--- START OF Material provided ---
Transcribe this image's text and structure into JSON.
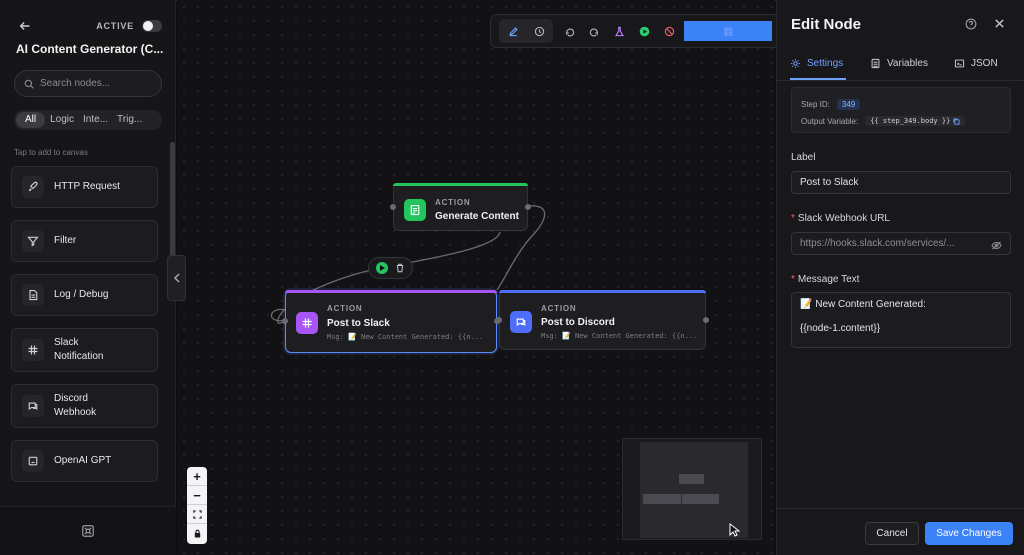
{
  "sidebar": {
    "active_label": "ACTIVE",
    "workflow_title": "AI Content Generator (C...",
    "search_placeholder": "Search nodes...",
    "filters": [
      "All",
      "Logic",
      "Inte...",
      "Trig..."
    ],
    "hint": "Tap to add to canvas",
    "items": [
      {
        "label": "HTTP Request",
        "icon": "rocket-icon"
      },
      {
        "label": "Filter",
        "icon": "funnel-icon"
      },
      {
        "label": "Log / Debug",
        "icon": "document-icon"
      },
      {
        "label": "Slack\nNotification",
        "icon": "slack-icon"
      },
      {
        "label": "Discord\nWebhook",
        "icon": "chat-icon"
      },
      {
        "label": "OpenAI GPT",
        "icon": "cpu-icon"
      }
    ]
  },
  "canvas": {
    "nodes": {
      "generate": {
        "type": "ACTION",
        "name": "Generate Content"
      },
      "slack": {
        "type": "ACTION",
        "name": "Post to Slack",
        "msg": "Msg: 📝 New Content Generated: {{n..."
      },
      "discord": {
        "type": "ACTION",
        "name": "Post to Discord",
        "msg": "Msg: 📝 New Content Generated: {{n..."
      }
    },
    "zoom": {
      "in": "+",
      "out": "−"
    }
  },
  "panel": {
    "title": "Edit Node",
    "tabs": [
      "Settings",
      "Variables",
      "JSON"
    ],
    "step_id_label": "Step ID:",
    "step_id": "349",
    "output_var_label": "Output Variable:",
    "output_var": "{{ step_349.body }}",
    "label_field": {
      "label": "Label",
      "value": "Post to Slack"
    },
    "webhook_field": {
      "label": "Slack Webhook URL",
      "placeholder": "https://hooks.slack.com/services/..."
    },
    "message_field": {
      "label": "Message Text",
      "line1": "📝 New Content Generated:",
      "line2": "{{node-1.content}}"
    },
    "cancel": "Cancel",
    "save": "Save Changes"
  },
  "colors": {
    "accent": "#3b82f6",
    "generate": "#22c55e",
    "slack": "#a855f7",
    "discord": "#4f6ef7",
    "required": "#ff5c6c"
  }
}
--- END OF Material provided ---
_Aim of the task:_
Transcribe the records above exactly, leaving out every picture.

_Exercise response:_
Transcribe this image's text and structure into JSON.
{
  "sidebar": {
    "active_label": "ACTIVE",
    "workflow_title": "AI Content Generator (C...",
    "search_placeholder": "Search nodes...",
    "filters": [
      "All",
      "Logic",
      "Inte...",
      "Trig..."
    ],
    "hint": "Tap to add to canvas",
    "items": [
      {
        "label": "HTTP Request",
        "icon": "rocket-icon"
      },
      {
        "label": "Filter",
        "icon": "funnel-icon"
      },
      {
        "label": "Log / Debug",
        "icon": "document-icon"
      },
      {
        "label": "Slack\nNotification",
        "icon": "slack-icon"
      },
      {
        "label": "Discord\nWebhook",
        "icon": "chat-icon"
      },
      {
        "label": "OpenAI GPT",
        "icon": "cpu-icon"
      }
    ]
  },
  "canvas": {
    "nodes": {
      "generate": {
        "type": "ACTION",
        "name": "Generate Content"
      },
      "slack": {
        "type": "ACTION",
        "name": "Post to Slack",
        "msg": "Msg: 📝 New Content Generated: {{n..."
      },
      "discord": {
        "type": "ACTION",
        "name": "Post to Discord",
        "msg": "Msg: 📝 New Content Generated: {{n..."
      }
    },
    "zoom": {
      "in": "+",
      "out": "−"
    }
  },
  "panel": {
    "title": "Edit Node",
    "tabs": [
      "Settings",
      "Variables",
      "JSON"
    ],
    "step_id_label": "Step ID:",
    "step_id": "349",
    "output_var_label": "Output Variable:",
    "output_var": "{{ step_349.body }}",
    "label_field": {
      "label": "Label",
      "value": "Post to Slack"
    },
    "webhook_field": {
      "label": "Slack Webhook URL",
      "placeholder": "https://hooks.slack.com/services/..."
    },
    "message_field": {
      "label": "Message Text",
      "line1": "📝 New Content Generated:",
      "line2": "{{node-1.content}}"
    },
    "cancel": "Cancel",
    "save": "Save Changes"
  },
  "colors": {
    "accent": "#3b82f6",
    "generate": "#22c55e",
    "slack": "#a855f7",
    "discord": "#4f6ef7",
    "required": "#ff5c6c"
  }
}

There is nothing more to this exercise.